» **RECORDED DATA**
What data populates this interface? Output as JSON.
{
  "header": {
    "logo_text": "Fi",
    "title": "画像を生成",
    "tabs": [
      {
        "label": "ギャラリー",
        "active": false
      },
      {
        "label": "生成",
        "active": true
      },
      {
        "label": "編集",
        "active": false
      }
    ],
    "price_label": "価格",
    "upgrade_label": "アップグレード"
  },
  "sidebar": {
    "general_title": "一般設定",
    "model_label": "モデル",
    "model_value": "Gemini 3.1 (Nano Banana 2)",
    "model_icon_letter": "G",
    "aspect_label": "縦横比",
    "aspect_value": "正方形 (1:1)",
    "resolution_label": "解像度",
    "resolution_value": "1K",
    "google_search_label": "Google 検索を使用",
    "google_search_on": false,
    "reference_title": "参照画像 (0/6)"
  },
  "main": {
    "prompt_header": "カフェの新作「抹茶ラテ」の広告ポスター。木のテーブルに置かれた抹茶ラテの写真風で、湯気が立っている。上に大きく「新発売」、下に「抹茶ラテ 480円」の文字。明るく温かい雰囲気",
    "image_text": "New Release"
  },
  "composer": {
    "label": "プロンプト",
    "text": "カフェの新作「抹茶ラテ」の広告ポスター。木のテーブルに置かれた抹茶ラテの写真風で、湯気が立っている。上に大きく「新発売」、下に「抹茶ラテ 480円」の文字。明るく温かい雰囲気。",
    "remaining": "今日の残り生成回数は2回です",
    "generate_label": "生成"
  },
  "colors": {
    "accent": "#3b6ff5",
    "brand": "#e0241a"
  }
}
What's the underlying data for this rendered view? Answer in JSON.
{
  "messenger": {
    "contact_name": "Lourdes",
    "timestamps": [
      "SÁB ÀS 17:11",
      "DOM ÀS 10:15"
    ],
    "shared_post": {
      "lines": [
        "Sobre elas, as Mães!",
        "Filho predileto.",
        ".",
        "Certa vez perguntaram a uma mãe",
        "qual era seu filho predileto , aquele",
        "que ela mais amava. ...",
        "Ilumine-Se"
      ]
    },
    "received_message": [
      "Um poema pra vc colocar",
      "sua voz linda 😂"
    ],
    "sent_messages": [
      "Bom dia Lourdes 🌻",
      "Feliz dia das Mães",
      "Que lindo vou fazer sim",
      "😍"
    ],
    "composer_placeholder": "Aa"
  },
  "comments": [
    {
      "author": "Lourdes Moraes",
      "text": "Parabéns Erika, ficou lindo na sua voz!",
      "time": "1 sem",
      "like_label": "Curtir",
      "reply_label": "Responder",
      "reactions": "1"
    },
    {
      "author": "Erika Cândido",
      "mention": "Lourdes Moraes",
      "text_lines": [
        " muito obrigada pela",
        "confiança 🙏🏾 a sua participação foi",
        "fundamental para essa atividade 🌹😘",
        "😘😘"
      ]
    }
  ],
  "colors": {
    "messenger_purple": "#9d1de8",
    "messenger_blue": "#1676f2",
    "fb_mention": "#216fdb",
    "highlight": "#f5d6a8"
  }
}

» **EXERCISE DIRECTIONS**
Restate the listing in full, word for word.

» **OUTPUT BELOW**
What data populates this interface? Output as JSON.
{
  "header": {
    "logo_text": "Fi",
    "title": "画像を生成",
    "tabs": [
      {
        "label": "ギャラリー",
        "active": false
      },
      {
        "label": "生成",
        "active": true
      },
      {
        "label": "編集",
        "active": false
      }
    ],
    "price_label": "価格",
    "upgrade_label": "アップグレード"
  },
  "sidebar": {
    "general_title": "一般設定",
    "model_label": "モデル",
    "model_value": "Gemini 3.1 (Nano Banana 2)",
    "model_icon_letter": "G",
    "aspect_label": "縦横比",
    "aspect_value": "正方形 (1:1)",
    "resolution_label": "解像度",
    "resolution_value": "1K",
    "google_search_label": "Google 検索を使用",
    "google_search_on": false,
    "reference_title": "参照画像 (0/6)"
  },
  "main": {
    "prompt_header": "カフェの新作「抹茶ラテ」の広告ポスター。木のテーブルに置かれた抹茶ラテの写真風で、湯気が立っている。上に大きく「新発売」、下に「抹茶ラテ 480円」の文字。明るく温かい雰囲気",
    "image_text": "New Release"
  },
  "composer": {
    "label": "プロンプト",
    "text": "カフェの新作「抹茶ラテ」の広告ポスター。木のテーブルに置かれた抹茶ラテの写真風で、湯気が立っている。上に大きく「新発売」、下に「抹茶ラテ 480円」の文字。明るく温かい雰囲気。",
    "remaining": "今日の残り生成回数は2回です",
    "generate_label": "生成"
  },
  "colors": {
    "accent": "#3b6ff5",
    "brand": "#e0241a"
  }
}
What's the underlying data for this rendered view? Answer in JSON.
{
  "messenger": {
    "contact_name": "Lourdes",
    "timestamps": [
      "SÁB ÀS 17:11",
      "DOM ÀS 10:15"
    ],
    "shared_post": {
      "lines": [
        "Sobre elas, as Mães!",
        "Filho predileto.",
        ".",
        "Certa vez perguntaram a uma mãe",
        "qual era seu filho predileto , aquele",
        "que ela mais amava. ...",
        "Ilumine-Se"
      ]
    },
    "received_message": [
      "Um poema pra vc colocar",
      "sua voz linda 😂"
    ],
    "sent_messages": [
      "Bom dia Lourdes 🌻",
      "Feliz dia das Mães",
      "Que lindo vou fazer sim",
      "😍"
    ],
    "composer_placeholder": "Aa"
  },
  "comments": [
    {
      "author": "Lourdes Moraes",
      "text": "Parabéns Erika, ficou lindo na sua voz!",
      "time": "1 sem",
      "like_label": "Curtir",
      "reply_label": "Responder",
      "reactions": "1"
    },
    {
      "author": "Erika Cândido",
      "mention": "Lourdes Moraes",
      "text_lines": [
        " muito obrigada pela",
        "confiança 🙏🏾 a sua participação foi",
        "fundamental para essa atividade 🌹😘",
        "😘😘"
      ]
    }
  ],
  "colors": {
    "messenger_purple": "#9d1de8",
    "messenger_blue": "#1676f2",
    "fb_mention": "#216fdb",
    "highlight": "#f5d6a8"
  }
}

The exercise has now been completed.